Copy each line below exactly and leave the pictures out.

Data supplied:
(begin)
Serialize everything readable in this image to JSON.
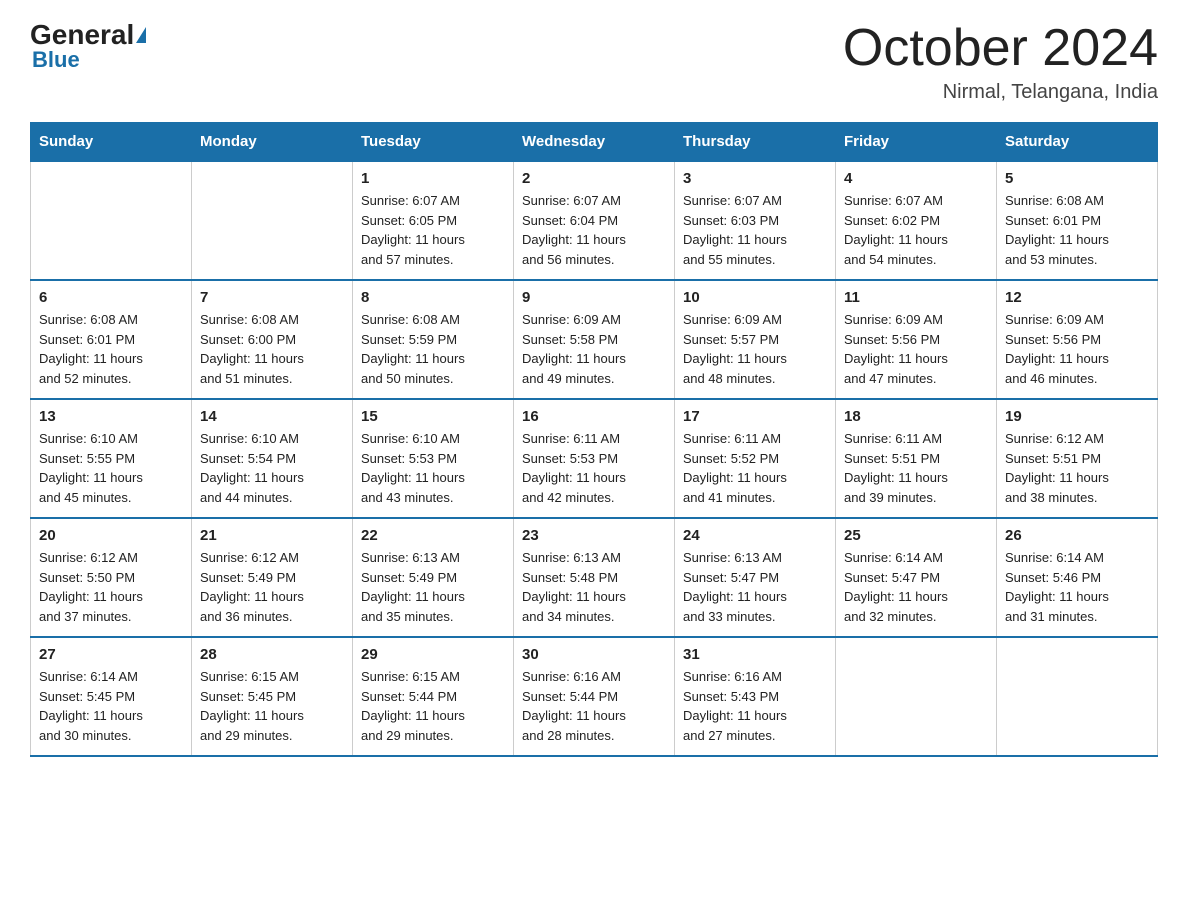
{
  "logo": {
    "general": "General",
    "triangle": "▶",
    "blue": "Blue"
  },
  "title": "October 2024",
  "subtitle": "Nirmal, Telangana, India",
  "days_of_week": [
    "Sunday",
    "Monday",
    "Tuesday",
    "Wednesday",
    "Thursday",
    "Friday",
    "Saturday"
  ],
  "weeks": [
    [
      {
        "day": "",
        "info": ""
      },
      {
        "day": "",
        "info": ""
      },
      {
        "day": "1",
        "info": "Sunrise: 6:07 AM\nSunset: 6:05 PM\nDaylight: 11 hours\nand 57 minutes."
      },
      {
        "day": "2",
        "info": "Sunrise: 6:07 AM\nSunset: 6:04 PM\nDaylight: 11 hours\nand 56 minutes."
      },
      {
        "day": "3",
        "info": "Sunrise: 6:07 AM\nSunset: 6:03 PM\nDaylight: 11 hours\nand 55 minutes."
      },
      {
        "day": "4",
        "info": "Sunrise: 6:07 AM\nSunset: 6:02 PM\nDaylight: 11 hours\nand 54 minutes."
      },
      {
        "day": "5",
        "info": "Sunrise: 6:08 AM\nSunset: 6:01 PM\nDaylight: 11 hours\nand 53 minutes."
      }
    ],
    [
      {
        "day": "6",
        "info": "Sunrise: 6:08 AM\nSunset: 6:01 PM\nDaylight: 11 hours\nand 52 minutes."
      },
      {
        "day": "7",
        "info": "Sunrise: 6:08 AM\nSunset: 6:00 PM\nDaylight: 11 hours\nand 51 minutes."
      },
      {
        "day": "8",
        "info": "Sunrise: 6:08 AM\nSunset: 5:59 PM\nDaylight: 11 hours\nand 50 minutes."
      },
      {
        "day": "9",
        "info": "Sunrise: 6:09 AM\nSunset: 5:58 PM\nDaylight: 11 hours\nand 49 minutes."
      },
      {
        "day": "10",
        "info": "Sunrise: 6:09 AM\nSunset: 5:57 PM\nDaylight: 11 hours\nand 48 minutes."
      },
      {
        "day": "11",
        "info": "Sunrise: 6:09 AM\nSunset: 5:56 PM\nDaylight: 11 hours\nand 47 minutes."
      },
      {
        "day": "12",
        "info": "Sunrise: 6:09 AM\nSunset: 5:56 PM\nDaylight: 11 hours\nand 46 minutes."
      }
    ],
    [
      {
        "day": "13",
        "info": "Sunrise: 6:10 AM\nSunset: 5:55 PM\nDaylight: 11 hours\nand 45 minutes."
      },
      {
        "day": "14",
        "info": "Sunrise: 6:10 AM\nSunset: 5:54 PM\nDaylight: 11 hours\nand 44 minutes."
      },
      {
        "day": "15",
        "info": "Sunrise: 6:10 AM\nSunset: 5:53 PM\nDaylight: 11 hours\nand 43 minutes."
      },
      {
        "day": "16",
        "info": "Sunrise: 6:11 AM\nSunset: 5:53 PM\nDaylight: 11 hours\nand 42 minutes."
      },
      {
        "day": "17",
        "info": "Sunrise: 6:11 AM\nSunset: 5:52 PM\nDaylight: 11 hours\nand 41 minutes."
      },
      {
        "day": "18",
        "info": "Sunrise: 6:11 AM\nSunset: 5:51 PM\nDaylight: 11 hours\nand 39 minutes."
      },
      {
        "day": "19",
        "info": "Sunrise: 6:12 AM\nSunset: 5:51 PM\nDaylight: 11 hours\nand 38 minutes."
      }
    ],
    [
      {
        "day": "20",
        "info": "Sunrise: 6:12 AM\nSunset: 5:50 PM\nDaylight: 11 hours\nand 37 minutes."
      },
      {
        "day": "21",
        "info": "Sunrise: 6:12 AM\nSunset: 5:49 PM\nDaylight: 11 hours\nand 36 minutes."
      },
      {
        "day": "22",
        "info": "Sunrise: 6:13 AM\nSunset: 5:49 PM\nDaylight: 11 hours\nand 35 minutes."
      },
      {
        "day": "23",
        "info": "Sunrise: 6:13 AM\nSunset: 5:48 PM\nDaylight: 11 hours\nand 34 minutes."
      },
      {
        "day": "24",
        "info": "Sunrise: 6:13 AM\nSunset: 5:47 PM\nDaylight: 11 hours\nand 33 minutes."
      },
      {
        "day": "25",
        "info": "Sunrise: 6:14 AM\nSunset: 5:47 PM\nDaylight: 11 hours\nand 32 minutes."
      },
      {
        "day": "26",
        "info": "Sunrise: 6:14 AM\nSunset: 5:46 PM\nDaylight: 11 hours\nand 31 minutes."
      }
    ],
    [
      {
        "day": "27",
        "info": "Sunrise: 6:14 AM\nSunset: 5:45 PM\nDaylight: 11 hours\nand 30 minutes."
      },
      {
        "day": "28",
        "info": "Sunrise: 6:15 AM\nSunset: 5:45 PM\nDaylight: 11 hours\nand 29 minutes."
      },
      {
        "day": "29",
        "info": "Sunrise: 6:15 AM\nSunset: 5:44 PM\nDaylight: 11 hours\nand 29 minutes."
      },
      {
        "day": "30",
        "info": "Sunrise: 6:16 AM\nSunset: 5:44 PM\nDaylight: 11 hours\nand 28 minutes."
      },
      {
        "day": "31",
        "info": "Sunrise: 6:16 AM\nSunset: 5:43 PM\nDaylight: 11 hours\nand 27 minutes."
      },
      {
        "day": "",
        "info": ""
      },
      {
        "day": "",
        "info": ""
      }
    ]
  ]
}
(end)
Response to this exercise:
Serialize everything readable in this image to JSON.
{
  "logo": {
    "general": "General",
    "triangle": "▶",
    "blue": "Blue"
  },
  "title": "October 2024",
  "subtitle": "Nirmal, Telangana, India",
  "days_of_week": [
    "Sunday",
    "Monday",
    "Tuesday",
    "Wednesday",
    "Thursday",
    "Friday",
    "Saturday"
  ],
  "weeks": [
    [
      {
        "day": "",
        "info": ""
      },
      {
        "day": "",
        "info": ""
      },
      {
        "day": "1",
        "info": "Sunrise: 6:07 AM\nSunset: 6:05 PM\nDaylight: 11 hours\nand 57 minutes."
      },
      {
        "day": "2",
        "info": "Sunrise: 6:07 AM\nSunset: 6:04 PM\nDaylight: 11 hours\nand 56 minutes."
      },
      {
        "day": "3",
        "info": "Sunrise: 6:07 AM\nSunset: 6:03 PM\nDaylight: 11 hours\nand 55 minutes."
      },
      {
        "day": "4",
        "info": "Sunrise: 6:07 AM\nSunset: 6:02 PM\nDaylight: 11 hours\nand 54 minutes."
      },
      {
        "day": "5",
        "info": "Sunrise: 6:08 AM\nSunset: 6:01 PM\nDaylight: 11 hours\nand 53 minutes."
      }
    ],
    [
      {
        "day": "6",
        "info": "Sunrise: 6:08 AM\nSunset: 6:01 PM\nDaylight: 11 hours\nand 52 minutes."
      },
      {
        "day": "7",
        "info": "Sunrise: 6:08 AM\nSunset: 6:00 PM\nDaylight: 11 hours\nand 51 minutes."
      },
      {
        "day": "8",
        "info": "Sunrise: 6:08 AM\nSunset: 5:59 PM\nDaylight: 11 hours\nand 50 minutes."
      },
      {
        "day": "9",
        "info": "Sunrise: 6:09 AM\nSunset: 5:58 PM\nDaylight: 11 hours\nand 49 minutes."
      },
      {
        "day": "10",
        "info": "Sunrise: 6:09 AM\nSunset: 5:57 PM\nDaylight: 11 hours\nand 48 minutes."
      },
      {
        "day": "11",
        "info": "Sunrise: 6:09 AM\nSunset: 5:56 PM\nDaylight: 11 hours\nand 47 minutes."
      },
      {
        "day": "12",
        "info": "Sunrise: 6:09 AM\nSunset: 5:56 PM\nDaylight: 11 hours\nand 46 minutes."
      }
    ],
    [
      {
        "day": "13",
        "info": "Sunrise: 6:10 AM\nSunset: 5:55 PM\nDaylight: 11 hours\nand 45 minutes."
      },
      {
        "day": "14",
        "info": "Sunrise: 6:10 AM\nSunset: 5:54 PM\nDaylight: 11 hours\nand 44 minutes."
      },
      {
        "day": "15",
        "info": "Sunrise: 6:10 AM\nSunset: 5:53 PM\nDaylight: 11 hours\nand 43 minutes."
      },
      {
        "day": "16",
        "info": "Sunrise: 6:11 AM\nSunset: 5:53 PM\nDaylight: 11 hours\nand 42 minutes."
      },
      {
        "day": "17",
        "info": "Sunrise: 6:11 AM\nSunset: 5:52 PM\nDaylight: 11 hours\nand 41 minutes."
      },
      {
        "day": "18",
        "info": "Sunrise: 6:11 AM\nSunset: 5:51 PM\nDaylight: 11 hours\nand 39 minutes."
      },
      {
        "day": "19",
        "info": "Sunrise: 6:12 AM\nSunset: 5:51 PM\nDaylight: 11 hours\nand 38 minutes."
      }
    ],
    [
      {
        "day": "20",
        "info": "Sunrise: 6:12 AM\nSunset: 5:50 PM\nDaylight: 11 hours\nand 37 minutes."
      },
      {
        "day": "21",
        "info": "Sunrise: 6:12 AM\nSunset: 5:49 PM\nDaylight: 11 hours\nand 36 minutes."
      },
      {
        "day": "22",
        "info": "Sunrise: 6:13 AM\nSunset: 5:49 PM\nDaylight: 11 hours\nand 35 minutes."
      },
      {
        "day": "23",
        "info": "Sunrise: 6:13 AM\nSunset: 5:48 PM\nDaylight: 11 hours\nand 34 minutes."
      },
      {
        "day": "24",
        "info": "Sunrise: 6:13 AM\nSunset: 5:47 PM\nDaylight: 11 hours\nand 33 minutes."
      },
      {
        "day": "25",
        "info": "Sunrise: 6:14 AM\nSunset: 5:47 PM\nDaylight: 11 hours\nand 32 minutes."
      },
      {
        "day": "26",
        "info": "Sunrise: 6:14 AM\nSunset: 5:46 PM\nDaylight: 11 hours\nand 31 minutes."
      }
    ],
    [
      {
        "day": "27",
        "info": "Sunrise: 6:14 AM\nSunset: 5:45 PM\nDaylight: 11 hours\nand 30 minutes."
      },
      {
        "day": "28",
        "info": "Sunrise: 6:15 AM\nSunset: 5:45 PM\nDaylight: 11 hours\nand 29 minutes."
      },
      {
        "day": "29",
        "info": "Sunrise: 6:15 AM\nSunset: 5:44 PM\nDaylight: 11 hours\nand 29 minutes."
      },
      {
        "day": "30",
        "info": "Sunrise: 6:16 AM\nSunset: 5:44 PM\nDaylight: 11 hours\nand 28 minutes."
      },
      {
        "day": "31",
        "info": "Sunrise: 6:16 AM\nSunset: 5:43 PM\nDaylight: 11 hours\nand 27 minutes."
      },
      {
        "day": "",
        "info": ""
      },
      {
        "day": "",
        "info": ""
      }
    ]
  ]
}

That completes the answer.